(Dataset rows about figures)

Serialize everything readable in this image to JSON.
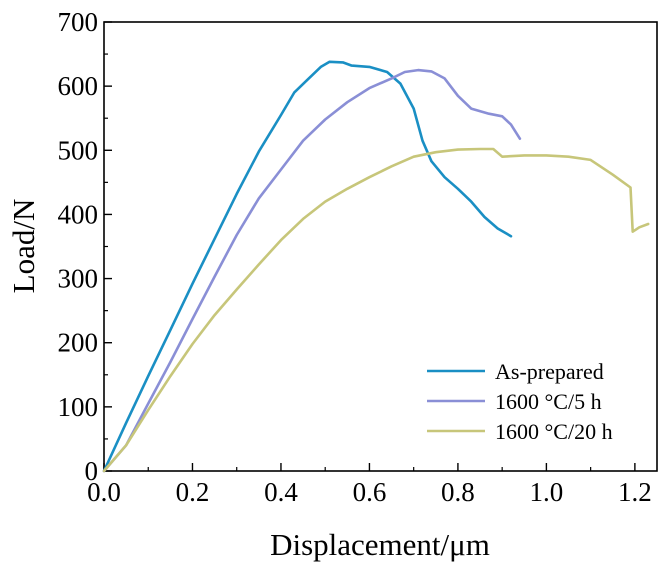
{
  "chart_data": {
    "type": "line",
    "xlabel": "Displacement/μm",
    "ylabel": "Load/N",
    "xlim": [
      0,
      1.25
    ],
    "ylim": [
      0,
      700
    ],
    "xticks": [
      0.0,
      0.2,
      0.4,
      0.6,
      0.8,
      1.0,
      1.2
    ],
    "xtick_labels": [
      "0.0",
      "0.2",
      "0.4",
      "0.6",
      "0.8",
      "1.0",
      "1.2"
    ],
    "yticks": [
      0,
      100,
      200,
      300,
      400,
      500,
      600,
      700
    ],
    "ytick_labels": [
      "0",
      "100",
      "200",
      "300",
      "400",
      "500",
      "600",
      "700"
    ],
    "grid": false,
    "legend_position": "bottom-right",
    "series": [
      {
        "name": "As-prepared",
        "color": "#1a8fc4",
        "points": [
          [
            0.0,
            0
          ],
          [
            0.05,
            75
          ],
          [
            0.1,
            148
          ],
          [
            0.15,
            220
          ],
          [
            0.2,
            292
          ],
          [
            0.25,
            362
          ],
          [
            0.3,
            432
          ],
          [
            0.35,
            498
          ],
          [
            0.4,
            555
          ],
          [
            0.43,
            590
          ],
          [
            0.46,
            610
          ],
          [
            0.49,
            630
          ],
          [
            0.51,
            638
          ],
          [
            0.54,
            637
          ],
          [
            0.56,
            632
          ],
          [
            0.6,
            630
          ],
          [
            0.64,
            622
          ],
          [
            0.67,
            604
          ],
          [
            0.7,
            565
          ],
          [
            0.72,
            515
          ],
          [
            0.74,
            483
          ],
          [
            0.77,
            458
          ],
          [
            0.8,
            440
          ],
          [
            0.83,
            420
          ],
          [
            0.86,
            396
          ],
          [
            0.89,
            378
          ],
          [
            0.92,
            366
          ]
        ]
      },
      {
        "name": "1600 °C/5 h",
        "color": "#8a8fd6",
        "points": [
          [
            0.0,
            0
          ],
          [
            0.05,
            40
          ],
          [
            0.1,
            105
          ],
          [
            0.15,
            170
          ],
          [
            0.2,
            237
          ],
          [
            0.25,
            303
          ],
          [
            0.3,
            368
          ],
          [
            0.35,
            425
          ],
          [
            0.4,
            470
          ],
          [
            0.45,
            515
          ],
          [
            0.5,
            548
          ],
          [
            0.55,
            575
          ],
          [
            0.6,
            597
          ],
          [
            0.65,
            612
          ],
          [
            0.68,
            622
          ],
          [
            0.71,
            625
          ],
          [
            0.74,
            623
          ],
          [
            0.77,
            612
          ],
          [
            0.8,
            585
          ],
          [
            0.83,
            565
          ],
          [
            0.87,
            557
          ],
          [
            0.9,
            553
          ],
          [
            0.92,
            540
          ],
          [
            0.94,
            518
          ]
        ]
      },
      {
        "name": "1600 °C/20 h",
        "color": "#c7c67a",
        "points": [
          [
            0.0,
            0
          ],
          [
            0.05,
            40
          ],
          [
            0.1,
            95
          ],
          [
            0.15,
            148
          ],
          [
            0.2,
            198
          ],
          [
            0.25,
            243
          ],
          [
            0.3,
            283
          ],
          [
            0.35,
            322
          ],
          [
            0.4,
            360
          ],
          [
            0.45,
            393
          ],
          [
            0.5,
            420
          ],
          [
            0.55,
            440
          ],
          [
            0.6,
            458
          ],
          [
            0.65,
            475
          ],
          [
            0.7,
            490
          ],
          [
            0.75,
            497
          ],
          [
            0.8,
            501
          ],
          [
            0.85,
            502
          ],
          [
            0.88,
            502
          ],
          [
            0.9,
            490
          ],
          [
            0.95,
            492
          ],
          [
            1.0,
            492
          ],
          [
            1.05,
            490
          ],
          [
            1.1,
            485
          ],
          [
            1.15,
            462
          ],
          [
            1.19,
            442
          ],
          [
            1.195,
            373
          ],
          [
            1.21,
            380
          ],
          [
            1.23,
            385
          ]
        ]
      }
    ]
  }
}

* * *

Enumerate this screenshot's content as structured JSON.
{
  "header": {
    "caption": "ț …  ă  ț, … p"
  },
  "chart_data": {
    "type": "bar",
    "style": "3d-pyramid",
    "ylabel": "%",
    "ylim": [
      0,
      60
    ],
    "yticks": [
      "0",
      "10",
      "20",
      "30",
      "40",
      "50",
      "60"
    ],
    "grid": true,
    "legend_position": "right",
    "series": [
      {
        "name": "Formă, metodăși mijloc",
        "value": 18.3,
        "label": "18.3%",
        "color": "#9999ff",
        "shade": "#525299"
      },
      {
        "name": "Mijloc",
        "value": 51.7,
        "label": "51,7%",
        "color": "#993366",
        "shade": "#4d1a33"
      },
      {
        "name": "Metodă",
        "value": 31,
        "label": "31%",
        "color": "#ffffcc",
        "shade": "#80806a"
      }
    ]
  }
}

Problem description: Your answer should be only the number of lines that hold the word "color".

Output of the task: 6